## Work to complete
Each line that holds the word "livro" counts once; report how many lines do so and nothing else.

Data excerpts
::::::

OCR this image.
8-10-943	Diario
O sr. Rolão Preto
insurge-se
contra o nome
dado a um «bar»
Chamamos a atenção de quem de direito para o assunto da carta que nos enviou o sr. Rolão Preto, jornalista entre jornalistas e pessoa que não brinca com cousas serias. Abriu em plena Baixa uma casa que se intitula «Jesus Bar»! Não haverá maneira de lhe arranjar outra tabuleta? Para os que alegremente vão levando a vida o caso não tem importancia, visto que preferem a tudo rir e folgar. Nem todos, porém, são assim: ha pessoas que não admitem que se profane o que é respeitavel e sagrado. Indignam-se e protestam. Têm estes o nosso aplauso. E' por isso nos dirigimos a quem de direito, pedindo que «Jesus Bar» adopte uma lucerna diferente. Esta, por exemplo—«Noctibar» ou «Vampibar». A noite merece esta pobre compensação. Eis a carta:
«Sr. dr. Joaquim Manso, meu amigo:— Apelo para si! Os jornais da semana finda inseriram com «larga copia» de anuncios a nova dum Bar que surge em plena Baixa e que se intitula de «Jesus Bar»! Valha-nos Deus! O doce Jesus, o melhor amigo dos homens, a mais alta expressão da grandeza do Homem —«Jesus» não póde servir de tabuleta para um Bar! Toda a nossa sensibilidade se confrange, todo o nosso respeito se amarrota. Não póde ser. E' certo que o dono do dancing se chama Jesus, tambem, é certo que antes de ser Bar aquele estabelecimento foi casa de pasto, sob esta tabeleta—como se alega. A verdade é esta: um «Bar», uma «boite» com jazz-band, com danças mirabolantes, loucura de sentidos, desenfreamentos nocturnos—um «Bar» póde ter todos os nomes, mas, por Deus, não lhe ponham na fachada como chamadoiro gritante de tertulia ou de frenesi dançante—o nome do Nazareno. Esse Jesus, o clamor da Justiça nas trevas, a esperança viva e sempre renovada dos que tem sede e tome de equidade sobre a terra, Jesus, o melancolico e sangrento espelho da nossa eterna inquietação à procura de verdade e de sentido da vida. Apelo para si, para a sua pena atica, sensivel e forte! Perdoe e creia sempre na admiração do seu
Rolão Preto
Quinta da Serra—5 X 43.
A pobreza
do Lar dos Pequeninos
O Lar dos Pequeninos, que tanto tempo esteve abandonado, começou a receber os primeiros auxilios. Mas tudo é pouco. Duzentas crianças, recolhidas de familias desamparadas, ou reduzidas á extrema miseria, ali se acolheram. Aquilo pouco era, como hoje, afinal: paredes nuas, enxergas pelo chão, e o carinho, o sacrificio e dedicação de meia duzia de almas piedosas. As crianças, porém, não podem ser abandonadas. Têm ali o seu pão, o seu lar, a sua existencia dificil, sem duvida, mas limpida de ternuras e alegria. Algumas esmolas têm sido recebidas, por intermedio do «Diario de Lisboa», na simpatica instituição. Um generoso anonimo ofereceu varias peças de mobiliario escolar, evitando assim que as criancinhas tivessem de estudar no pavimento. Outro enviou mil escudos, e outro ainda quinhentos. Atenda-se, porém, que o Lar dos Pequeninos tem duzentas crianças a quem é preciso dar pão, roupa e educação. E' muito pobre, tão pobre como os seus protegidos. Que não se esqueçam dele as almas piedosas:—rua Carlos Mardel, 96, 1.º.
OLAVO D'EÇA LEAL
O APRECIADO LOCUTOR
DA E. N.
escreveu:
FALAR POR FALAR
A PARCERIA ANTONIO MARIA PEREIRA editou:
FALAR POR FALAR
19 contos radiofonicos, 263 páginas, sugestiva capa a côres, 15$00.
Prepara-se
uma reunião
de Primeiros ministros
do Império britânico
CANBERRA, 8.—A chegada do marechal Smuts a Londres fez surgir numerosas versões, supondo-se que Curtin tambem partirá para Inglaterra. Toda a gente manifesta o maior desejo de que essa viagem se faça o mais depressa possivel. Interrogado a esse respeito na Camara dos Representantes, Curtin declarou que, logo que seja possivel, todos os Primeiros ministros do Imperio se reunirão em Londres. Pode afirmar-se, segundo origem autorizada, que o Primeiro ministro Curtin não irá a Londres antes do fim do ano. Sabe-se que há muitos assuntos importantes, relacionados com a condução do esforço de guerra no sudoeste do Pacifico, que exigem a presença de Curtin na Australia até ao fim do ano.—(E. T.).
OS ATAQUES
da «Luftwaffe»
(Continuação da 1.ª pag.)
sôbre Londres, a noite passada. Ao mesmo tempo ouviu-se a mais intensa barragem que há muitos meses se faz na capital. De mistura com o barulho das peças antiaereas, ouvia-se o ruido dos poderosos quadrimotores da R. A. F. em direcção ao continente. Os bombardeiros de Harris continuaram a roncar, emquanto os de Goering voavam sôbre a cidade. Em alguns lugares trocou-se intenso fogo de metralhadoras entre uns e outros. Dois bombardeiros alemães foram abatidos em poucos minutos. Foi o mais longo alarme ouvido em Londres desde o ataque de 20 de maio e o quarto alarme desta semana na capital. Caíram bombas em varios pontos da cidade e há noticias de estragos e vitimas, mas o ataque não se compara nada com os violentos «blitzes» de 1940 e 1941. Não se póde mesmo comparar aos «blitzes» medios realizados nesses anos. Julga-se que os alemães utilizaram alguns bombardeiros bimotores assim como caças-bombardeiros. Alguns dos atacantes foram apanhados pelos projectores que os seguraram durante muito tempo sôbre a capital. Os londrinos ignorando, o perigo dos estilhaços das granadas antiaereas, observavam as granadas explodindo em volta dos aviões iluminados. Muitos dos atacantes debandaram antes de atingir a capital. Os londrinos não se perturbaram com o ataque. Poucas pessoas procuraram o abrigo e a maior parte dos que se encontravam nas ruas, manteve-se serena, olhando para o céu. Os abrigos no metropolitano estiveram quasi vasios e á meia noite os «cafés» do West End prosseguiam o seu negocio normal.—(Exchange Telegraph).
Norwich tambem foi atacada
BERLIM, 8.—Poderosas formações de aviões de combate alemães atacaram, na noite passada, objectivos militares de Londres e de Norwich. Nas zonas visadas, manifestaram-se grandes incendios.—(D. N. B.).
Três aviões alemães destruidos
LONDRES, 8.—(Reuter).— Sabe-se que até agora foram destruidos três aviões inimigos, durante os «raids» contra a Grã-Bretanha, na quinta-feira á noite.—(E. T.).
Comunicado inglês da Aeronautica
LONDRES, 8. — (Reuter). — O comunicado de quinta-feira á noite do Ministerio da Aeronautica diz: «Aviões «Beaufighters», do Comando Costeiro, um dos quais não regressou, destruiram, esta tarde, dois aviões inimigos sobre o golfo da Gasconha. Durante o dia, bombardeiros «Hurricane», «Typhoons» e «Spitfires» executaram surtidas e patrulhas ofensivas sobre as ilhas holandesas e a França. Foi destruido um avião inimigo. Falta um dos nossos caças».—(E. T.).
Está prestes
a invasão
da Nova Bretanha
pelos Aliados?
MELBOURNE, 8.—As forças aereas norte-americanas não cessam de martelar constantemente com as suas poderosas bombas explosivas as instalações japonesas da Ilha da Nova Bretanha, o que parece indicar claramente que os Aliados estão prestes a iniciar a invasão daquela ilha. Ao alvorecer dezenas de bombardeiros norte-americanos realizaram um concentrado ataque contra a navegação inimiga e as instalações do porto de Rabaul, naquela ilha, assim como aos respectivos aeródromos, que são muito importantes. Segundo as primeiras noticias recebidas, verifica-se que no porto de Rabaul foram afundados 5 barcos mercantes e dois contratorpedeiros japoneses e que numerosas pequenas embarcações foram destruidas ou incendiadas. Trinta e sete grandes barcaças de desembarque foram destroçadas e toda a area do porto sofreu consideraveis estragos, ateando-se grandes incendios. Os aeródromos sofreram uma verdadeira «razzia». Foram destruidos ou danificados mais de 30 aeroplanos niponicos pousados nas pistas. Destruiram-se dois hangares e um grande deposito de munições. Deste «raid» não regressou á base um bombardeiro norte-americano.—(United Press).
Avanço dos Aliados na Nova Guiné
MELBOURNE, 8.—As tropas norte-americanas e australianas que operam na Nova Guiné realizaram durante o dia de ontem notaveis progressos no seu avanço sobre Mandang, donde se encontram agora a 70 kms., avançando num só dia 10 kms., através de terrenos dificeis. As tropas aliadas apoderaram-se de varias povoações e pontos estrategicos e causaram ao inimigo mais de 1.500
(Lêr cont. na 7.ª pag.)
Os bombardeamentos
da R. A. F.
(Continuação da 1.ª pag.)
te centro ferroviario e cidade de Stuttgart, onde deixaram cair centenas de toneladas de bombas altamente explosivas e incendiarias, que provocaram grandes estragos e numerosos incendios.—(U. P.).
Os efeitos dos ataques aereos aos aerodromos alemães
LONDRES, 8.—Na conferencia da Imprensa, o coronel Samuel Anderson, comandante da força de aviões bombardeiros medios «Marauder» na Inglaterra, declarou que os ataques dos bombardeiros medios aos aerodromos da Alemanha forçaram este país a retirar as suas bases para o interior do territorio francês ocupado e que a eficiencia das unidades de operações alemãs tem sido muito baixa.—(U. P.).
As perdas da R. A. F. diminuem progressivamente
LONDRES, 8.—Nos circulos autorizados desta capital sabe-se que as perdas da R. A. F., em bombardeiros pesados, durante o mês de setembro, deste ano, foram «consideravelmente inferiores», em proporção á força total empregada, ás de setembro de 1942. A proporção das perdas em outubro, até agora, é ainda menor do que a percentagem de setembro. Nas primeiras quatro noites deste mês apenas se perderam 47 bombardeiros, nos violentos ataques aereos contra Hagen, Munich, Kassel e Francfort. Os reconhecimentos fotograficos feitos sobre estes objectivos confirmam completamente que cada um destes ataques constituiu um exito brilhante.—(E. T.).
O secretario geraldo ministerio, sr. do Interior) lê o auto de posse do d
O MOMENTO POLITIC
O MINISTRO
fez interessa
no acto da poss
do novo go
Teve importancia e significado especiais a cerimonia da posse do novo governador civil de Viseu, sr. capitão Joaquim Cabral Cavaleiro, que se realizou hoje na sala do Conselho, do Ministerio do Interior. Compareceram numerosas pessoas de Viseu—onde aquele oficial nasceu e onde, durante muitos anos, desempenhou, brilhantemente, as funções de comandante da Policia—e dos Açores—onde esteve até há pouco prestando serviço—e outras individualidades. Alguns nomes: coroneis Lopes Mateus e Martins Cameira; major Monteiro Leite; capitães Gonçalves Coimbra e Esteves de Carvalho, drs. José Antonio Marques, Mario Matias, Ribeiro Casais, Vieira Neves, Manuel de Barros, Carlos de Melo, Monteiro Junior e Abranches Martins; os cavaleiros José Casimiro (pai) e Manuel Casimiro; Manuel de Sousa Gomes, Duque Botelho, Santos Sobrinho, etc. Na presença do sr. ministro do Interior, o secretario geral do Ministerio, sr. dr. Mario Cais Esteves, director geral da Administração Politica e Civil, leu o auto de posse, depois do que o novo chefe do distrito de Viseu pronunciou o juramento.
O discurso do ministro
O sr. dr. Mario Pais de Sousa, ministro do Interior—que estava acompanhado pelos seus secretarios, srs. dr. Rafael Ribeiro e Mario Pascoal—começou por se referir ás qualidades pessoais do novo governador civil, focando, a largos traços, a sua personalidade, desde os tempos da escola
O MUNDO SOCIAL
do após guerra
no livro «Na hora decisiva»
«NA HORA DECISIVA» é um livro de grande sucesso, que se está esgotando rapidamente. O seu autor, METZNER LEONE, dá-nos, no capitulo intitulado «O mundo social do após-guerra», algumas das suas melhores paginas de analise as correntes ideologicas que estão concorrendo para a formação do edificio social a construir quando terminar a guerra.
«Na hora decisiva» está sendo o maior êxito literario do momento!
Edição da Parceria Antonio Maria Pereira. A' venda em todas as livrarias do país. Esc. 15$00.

::::::

## The result
2